Elisa e Giovanna hanno preso parte al progetto “Sostegno alle popolazioni indigene del Perù nella gestione e prevenzione dei conflitti ambientali” con FOCSIV. Le attività svolte hanno avuto ricaduta a Puno e nelle comunità della regione.
Il contesto del conflitto
Il conflitto coinvolge potenzialmente tutta la popolazione indigena della regione che si costituisce di comunità contadine. Queste, titolate per legge, o confluite in movimenti di lotta e federazioni, sono diventate gli attori principali del conflitto insieme alle imprese estrattive (spesso multinazionali), allo Stato e alle sue istituzioni (centrali, regionali, forze dell’ordine) e in ultimo ai media. Alla base del conflitto esistono diversi interessi: se lo Stato e le imprese agiscono maggiormente per ragioni geopolitiche e economiche, quelle degli indigeni sono di natura culturale e sociale. È necessario ricordare che per queste comunità l’ambiente non è solo fondamentale nel processo di auto-identificazione e per rinsaldare il senso d’appartenenza comunitaria, ma è anche una delle principali fonti di sussistenza. Il conflitto potrebbe trovare una sua evoluzione positiva nella reale applicazione della consulta previa attraverso il coinvolgimento partecipato e un’informazione capillare e trasparente. Inoltre, l’ attività estrattiva dovrebbe essere più sostenibile, salvaguardando la salute della popolazione che dovrebbe godere dei profitti derivati. Altra soluzione sarebbe quella di scegliere modelli di sviluppo alternativi (es. agricoltura familiare, turismo responsabile), ma soprattutto bisognerebbe spingere affinché tra i diritti umani rispettati ci sia anche quello alla protesta.
Un episodio dal campo
Durante il nostro servizio come Corpo Civile di Pace ci siamo trovate due volte a testare con mano la mancanza di fiducia dei popoli indigeni dell’altopiano Peruviano nei confronti dello stato e delle organizzazioni internazionali. La prima volta è successo durante la manifestazione di protesta Aymara fuori dal tribunale in cui era in corso il processo a Walter Aduviri e per conto dell’ufficio comunicazione Dhuma stavamo facendo un reportage fotografico della protesta in vista di una campagna di sensibilizzazione sui social network. Purtroppo la presenza di una “gringa” dotata di macchina fotografica non è stata accettata di buon grado dai manifestanti, nonostante mi fossi presentata come collaboratrice volontaria dell’ONG che si occupava della difesa legale. Mi è stato intimato di andarmene, ho poi scoperto che le uniche prove (considerate valide) di accusa verso Walter Aduviri erano date da alcuni video in cui si autoproclamava come leader delle proteste.
+ + + +
§ **Completa quanto segue**
1. Rispondi alle domande sul testo sui conflitti ambientali in Perù:
(a) Con quale organizzazione Elisa e Giovanna hanno preso parte al progetto?
(b) Di che natura sono le ragioni degli indigeni alla base del conflitto?
(c) Per conto di quale ufficio veniva fatto il reportage fotografico della protesta?
2. Nel testo sui conflitti ambientali in Perù, trascrivi il passo da "Elisa e Giovanna" fino a "comunità della regione." compreso, sostituendo "Puno" con "Juliaca".

§ **Documenti forniti**
+ + + +
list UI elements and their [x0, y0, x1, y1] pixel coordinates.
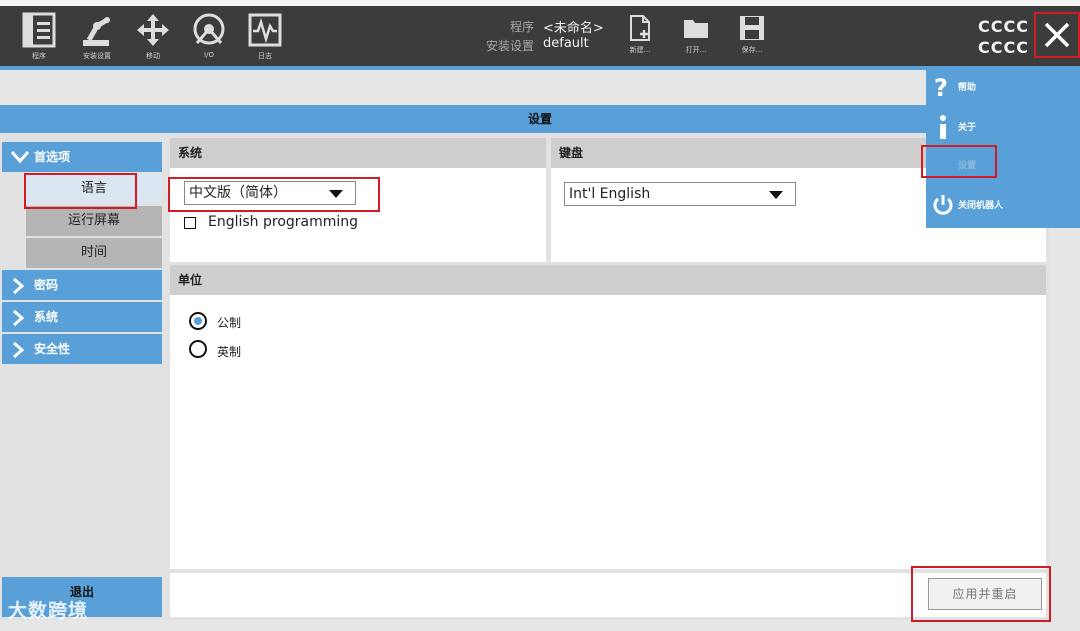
+ + + +
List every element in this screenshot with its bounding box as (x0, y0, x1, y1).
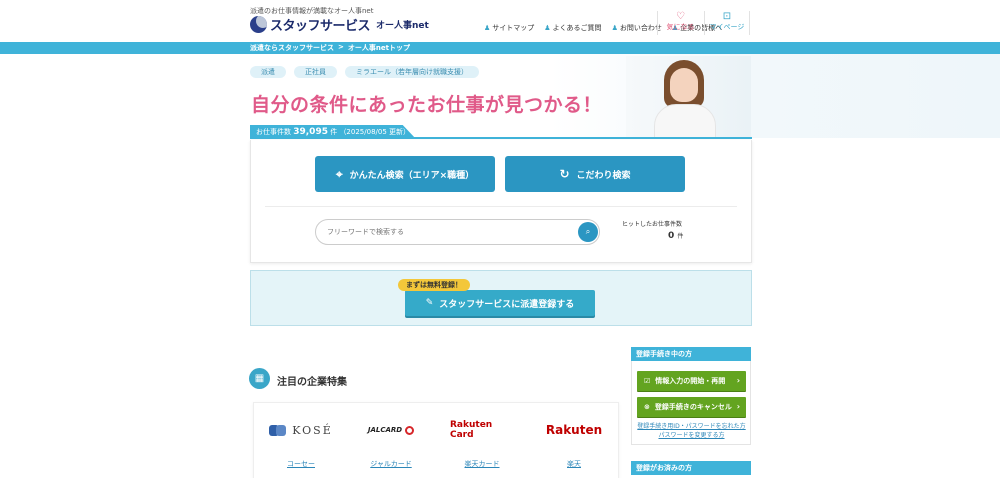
+ + + +
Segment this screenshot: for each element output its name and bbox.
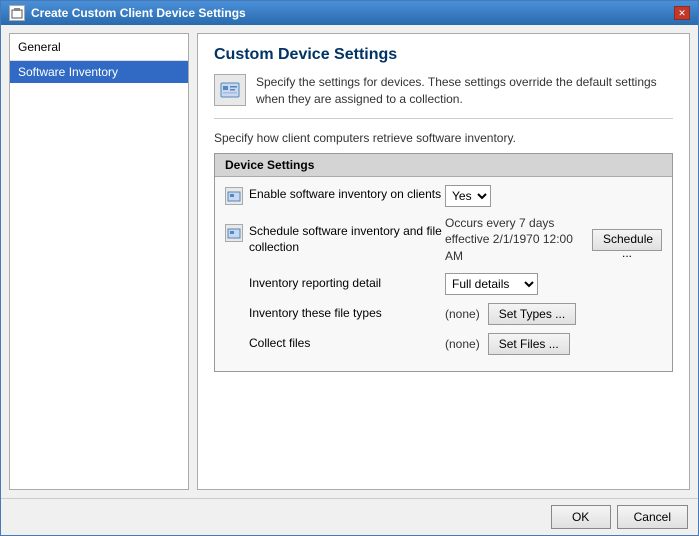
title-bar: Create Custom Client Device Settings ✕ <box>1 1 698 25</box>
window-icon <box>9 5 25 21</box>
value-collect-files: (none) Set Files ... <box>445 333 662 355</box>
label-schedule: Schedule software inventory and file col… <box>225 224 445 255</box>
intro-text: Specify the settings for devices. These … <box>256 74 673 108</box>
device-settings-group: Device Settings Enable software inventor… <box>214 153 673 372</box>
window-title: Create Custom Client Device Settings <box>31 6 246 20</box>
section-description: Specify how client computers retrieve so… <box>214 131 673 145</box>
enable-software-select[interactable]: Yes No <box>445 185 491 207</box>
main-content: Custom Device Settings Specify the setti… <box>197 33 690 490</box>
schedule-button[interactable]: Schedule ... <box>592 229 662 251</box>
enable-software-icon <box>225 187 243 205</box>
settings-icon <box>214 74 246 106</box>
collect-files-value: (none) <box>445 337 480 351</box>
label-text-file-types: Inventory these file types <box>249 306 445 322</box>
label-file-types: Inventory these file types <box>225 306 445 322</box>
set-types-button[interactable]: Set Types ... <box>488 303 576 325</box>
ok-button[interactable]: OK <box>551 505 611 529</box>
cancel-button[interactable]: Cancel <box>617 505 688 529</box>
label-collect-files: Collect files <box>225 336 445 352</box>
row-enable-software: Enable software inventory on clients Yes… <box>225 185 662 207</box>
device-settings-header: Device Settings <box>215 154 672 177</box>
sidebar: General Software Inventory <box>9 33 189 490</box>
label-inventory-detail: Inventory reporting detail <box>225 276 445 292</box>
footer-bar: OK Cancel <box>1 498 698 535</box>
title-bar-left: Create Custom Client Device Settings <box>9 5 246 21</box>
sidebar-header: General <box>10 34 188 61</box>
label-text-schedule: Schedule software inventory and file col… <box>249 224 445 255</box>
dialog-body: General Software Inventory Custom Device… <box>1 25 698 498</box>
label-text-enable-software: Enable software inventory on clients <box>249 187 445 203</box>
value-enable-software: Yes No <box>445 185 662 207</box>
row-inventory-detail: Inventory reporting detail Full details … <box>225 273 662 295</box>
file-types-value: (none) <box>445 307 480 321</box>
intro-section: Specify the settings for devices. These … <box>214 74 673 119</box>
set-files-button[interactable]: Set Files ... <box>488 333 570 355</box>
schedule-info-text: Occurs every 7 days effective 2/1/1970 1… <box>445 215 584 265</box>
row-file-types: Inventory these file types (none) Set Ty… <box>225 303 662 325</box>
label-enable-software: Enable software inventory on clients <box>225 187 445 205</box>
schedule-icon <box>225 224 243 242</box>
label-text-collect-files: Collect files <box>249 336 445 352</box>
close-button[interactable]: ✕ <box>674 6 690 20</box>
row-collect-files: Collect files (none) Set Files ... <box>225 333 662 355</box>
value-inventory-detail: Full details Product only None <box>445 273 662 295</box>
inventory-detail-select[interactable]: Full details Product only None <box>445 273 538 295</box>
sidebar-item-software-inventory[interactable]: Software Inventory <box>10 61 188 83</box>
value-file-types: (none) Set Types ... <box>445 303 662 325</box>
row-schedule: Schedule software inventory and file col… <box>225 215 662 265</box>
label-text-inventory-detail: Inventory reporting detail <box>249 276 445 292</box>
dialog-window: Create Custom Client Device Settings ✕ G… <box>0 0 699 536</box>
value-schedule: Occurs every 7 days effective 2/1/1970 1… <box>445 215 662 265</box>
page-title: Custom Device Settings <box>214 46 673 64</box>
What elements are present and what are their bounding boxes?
+ + + +
§ **Risposte**
1.
(a) Con FOCSIV.
(b) Culturale e sociale.
(c) Per conto dell'ufficio comunicazione Dhuma.

2.
Elisa e Giovanna hanno preso parte al progetto “Sostegno alle popolazioni indigene del Perù nella gestione e prevenzione dei conflitti ambientali” con FOCSIV. Le attività svolte hanno avuto ricaduta a Juliaca e nelle comunità della regione.